#### WHAT YOU NEED TO DO
Scan the data below for the string "Subbasin". Show every line where it turns up.

#### EXTRACTED INFORMATION
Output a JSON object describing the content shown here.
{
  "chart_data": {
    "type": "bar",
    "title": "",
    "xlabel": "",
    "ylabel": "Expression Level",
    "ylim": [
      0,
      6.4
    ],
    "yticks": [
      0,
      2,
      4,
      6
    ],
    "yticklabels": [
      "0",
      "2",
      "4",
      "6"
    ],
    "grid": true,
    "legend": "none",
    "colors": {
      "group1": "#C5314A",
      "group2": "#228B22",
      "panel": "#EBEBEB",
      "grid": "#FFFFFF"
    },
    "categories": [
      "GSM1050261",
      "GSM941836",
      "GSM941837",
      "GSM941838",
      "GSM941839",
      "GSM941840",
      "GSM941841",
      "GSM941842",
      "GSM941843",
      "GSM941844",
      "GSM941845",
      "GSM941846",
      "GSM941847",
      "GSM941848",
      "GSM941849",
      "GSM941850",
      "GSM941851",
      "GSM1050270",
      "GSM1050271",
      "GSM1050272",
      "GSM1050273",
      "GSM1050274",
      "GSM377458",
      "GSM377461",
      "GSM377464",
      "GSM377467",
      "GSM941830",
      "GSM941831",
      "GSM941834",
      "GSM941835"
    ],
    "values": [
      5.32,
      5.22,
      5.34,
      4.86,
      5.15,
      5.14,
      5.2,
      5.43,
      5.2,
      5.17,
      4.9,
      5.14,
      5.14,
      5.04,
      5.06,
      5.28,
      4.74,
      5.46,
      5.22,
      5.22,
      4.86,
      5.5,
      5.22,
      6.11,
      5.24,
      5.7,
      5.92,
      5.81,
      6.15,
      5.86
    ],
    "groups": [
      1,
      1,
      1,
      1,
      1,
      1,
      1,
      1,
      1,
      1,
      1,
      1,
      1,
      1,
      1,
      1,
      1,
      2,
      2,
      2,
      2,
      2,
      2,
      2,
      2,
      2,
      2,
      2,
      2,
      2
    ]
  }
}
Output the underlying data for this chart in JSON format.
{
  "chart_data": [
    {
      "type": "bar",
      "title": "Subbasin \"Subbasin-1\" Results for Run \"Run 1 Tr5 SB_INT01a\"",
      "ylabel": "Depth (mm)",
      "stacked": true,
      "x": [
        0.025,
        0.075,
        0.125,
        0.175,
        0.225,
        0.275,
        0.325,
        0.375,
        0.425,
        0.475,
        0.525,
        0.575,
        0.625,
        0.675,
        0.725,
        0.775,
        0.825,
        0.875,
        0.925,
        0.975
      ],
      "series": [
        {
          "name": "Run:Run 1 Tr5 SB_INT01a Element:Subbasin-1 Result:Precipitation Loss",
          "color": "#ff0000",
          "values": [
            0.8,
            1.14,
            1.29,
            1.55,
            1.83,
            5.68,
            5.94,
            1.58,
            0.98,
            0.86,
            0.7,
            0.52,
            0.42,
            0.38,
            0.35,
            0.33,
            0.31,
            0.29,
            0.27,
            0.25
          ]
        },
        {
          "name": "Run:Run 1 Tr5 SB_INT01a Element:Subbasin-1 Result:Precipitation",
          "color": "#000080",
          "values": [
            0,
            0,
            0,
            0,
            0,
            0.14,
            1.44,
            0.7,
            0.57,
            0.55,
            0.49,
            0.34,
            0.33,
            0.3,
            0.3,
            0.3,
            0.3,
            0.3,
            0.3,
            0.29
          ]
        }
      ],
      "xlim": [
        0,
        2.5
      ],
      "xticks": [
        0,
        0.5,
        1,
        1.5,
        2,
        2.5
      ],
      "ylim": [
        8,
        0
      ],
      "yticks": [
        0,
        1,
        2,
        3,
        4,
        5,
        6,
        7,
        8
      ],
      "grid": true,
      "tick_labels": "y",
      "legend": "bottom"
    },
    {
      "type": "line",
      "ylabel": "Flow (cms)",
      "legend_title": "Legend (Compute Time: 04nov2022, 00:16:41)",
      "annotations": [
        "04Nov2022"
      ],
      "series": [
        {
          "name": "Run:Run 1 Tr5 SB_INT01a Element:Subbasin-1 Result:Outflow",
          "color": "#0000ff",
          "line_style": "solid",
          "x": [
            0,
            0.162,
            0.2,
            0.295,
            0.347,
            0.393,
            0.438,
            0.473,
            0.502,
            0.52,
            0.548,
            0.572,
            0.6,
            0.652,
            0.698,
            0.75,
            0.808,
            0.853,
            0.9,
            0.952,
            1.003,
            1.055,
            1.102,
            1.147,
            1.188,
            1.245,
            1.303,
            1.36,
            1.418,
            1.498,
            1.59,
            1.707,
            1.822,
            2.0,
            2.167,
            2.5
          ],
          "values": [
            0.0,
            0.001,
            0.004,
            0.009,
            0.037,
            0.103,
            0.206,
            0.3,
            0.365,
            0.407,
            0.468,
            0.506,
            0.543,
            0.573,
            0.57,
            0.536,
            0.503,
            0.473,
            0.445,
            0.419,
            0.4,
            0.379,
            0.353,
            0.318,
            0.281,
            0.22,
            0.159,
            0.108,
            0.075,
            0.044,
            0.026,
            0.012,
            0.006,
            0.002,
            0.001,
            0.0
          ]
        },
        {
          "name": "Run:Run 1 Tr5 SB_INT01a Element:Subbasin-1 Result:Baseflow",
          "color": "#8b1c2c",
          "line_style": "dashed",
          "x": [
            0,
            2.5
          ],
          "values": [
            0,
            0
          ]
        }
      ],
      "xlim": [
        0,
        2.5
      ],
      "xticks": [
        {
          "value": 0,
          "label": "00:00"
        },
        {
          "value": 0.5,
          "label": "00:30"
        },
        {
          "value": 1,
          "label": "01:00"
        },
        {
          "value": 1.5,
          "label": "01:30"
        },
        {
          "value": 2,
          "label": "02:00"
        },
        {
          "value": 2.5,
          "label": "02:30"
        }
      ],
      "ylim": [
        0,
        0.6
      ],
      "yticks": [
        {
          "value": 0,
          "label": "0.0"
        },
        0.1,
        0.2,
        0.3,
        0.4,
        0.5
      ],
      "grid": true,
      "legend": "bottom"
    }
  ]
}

#### RESPONSE
      "title": "Subbasin \"Subbasin-1\" Results for Run \"Run 1 Tr5 SB_INT01a\"",
          "name": "Run:Run 1 Tr5 SB_INT01a Element:Subbasin-1 Result:Precipitation Loss",
          "name": "Run:Run 1 Tr5 SB_INT01a Element:Subbasin-1 Result:Precipitation",
          "name": "Run:Run 1 Tr5 SB_INT01a Element:Subbasin-1 Result:Outflow",
          "name": "Run:Run 1 Tr5 SB_INT01a Element:Subbasin-1 Result:Baseflow",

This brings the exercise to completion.